-- EXERCISE INSTRUCTIONS --
Start at the line containing "Convert this document image to plain text." and transcribe every line exactly through the end of the records below, and only those lines.
***** DATASET RECORDS
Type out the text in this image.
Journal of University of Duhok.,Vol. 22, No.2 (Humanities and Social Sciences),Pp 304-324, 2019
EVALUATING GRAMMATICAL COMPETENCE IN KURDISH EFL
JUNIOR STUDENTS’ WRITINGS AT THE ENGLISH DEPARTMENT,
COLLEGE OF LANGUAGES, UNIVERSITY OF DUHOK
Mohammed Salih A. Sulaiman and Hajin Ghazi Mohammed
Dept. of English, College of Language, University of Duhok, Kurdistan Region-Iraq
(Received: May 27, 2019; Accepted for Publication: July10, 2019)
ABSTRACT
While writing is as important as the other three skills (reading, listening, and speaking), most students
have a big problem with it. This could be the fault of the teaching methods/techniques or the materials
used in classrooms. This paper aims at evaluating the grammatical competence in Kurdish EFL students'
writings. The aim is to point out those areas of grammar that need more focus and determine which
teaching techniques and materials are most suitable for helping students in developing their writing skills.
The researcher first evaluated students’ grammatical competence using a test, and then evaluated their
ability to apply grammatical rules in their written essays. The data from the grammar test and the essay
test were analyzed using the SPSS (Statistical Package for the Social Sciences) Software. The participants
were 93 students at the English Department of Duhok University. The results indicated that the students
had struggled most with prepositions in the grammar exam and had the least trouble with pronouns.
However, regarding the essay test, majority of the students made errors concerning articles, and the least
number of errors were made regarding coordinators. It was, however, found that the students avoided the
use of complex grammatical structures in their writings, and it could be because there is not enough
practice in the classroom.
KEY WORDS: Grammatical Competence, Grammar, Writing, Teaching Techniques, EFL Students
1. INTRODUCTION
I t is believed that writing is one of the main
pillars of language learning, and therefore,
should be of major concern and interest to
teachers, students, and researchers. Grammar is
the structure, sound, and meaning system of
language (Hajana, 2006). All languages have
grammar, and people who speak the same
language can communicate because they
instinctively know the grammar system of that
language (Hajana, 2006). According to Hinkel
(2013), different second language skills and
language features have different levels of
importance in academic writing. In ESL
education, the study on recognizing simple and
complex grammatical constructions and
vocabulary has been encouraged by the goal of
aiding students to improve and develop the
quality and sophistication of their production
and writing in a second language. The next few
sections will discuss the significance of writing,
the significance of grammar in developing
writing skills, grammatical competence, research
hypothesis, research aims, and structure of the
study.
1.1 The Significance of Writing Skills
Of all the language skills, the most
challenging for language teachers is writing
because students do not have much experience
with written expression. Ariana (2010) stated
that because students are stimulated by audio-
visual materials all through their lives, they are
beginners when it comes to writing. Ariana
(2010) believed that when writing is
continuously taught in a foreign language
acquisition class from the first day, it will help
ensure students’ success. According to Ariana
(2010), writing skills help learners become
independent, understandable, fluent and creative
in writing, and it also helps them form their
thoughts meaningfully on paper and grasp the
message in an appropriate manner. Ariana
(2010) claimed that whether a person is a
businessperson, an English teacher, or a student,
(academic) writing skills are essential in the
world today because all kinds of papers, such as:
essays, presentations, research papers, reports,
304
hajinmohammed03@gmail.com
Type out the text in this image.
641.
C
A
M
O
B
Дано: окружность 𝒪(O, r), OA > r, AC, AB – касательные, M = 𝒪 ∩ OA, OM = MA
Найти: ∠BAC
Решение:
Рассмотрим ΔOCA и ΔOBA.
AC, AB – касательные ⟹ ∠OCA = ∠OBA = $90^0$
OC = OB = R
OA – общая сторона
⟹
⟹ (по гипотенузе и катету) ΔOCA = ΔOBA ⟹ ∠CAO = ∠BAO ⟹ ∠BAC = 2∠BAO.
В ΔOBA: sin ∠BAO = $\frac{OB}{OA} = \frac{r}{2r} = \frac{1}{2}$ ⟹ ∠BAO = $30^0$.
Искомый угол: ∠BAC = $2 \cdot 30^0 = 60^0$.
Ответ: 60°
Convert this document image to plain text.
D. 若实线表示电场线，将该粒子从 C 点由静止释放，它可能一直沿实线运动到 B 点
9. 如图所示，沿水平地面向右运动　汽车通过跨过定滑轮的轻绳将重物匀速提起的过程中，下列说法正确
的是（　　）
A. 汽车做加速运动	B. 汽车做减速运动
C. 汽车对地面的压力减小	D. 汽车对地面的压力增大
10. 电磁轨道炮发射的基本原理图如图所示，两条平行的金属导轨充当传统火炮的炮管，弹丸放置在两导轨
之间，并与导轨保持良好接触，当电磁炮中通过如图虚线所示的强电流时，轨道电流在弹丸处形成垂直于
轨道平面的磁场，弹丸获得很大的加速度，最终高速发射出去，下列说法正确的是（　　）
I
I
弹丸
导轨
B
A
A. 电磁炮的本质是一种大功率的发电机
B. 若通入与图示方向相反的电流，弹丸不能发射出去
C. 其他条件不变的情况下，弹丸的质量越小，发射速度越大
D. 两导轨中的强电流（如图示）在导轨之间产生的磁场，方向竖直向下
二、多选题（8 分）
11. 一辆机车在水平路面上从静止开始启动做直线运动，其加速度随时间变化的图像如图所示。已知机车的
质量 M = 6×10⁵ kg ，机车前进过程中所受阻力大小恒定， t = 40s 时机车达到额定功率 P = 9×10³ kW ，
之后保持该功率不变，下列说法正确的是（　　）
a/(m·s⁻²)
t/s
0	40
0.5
**********
-- WRITTEN SOLUTION --
Convert this document image to plain text.
D. 若实线表示电场线，将该粒子从 C 点由静止释放，它可能一直沿实线运动到 B 点
9. 如图所示，沿水平地面向右运动　汽车通过跨过定滑轮的轻绳将重物匀速提起的过程中，下列说法正确
的是（　　）
A. 汽车做加速运动	B. 汽车做减速运动
C. 汽车对地面的压力减小	D. 汽车对地面的压力增大
10. 电磁轨道炮发射的基本原理图如图所示，两条平行的金属导轨充当传统火炮的炮管，弹丸放置在两导轨
之间，并与导轨保持良好接触，当电磁炮中通过如图虚线所示的强电流时，轨道电流在弹丸处形成垂直于
轨道平面的磁场，弹丸获得很大的加速度，最终高速发射出去，下列说法正确的是（　　）
I
I
弹丸
导轨
B
A
A. 电磁炮的本质是一种大功率的发电机
B. 若通入与图示方向相反的电流，弹丸不能发射出去
C. 其他条件不变的情况下，弹丸的质量越小，发射速度越大
D. 两导轨中的强电流（如图示）在导轨之间产生的磁场，方向竖直向下
二、多选题（8 分）
11. 一辆机车在水平路面上从静止开始启动做直线运动，其加速度随时间变化的图像如图所示。已知机车的
质量 M = 6×10⁵ kg ，机车前进过程中所受阻力大小恒定， t = 40s 时机车达到额定功率 P = 9×10³ kW ，
之后保持该功率不变，下列说法正确的是（　　）
a/(m·s⁻²)
t/s
0	40
0.5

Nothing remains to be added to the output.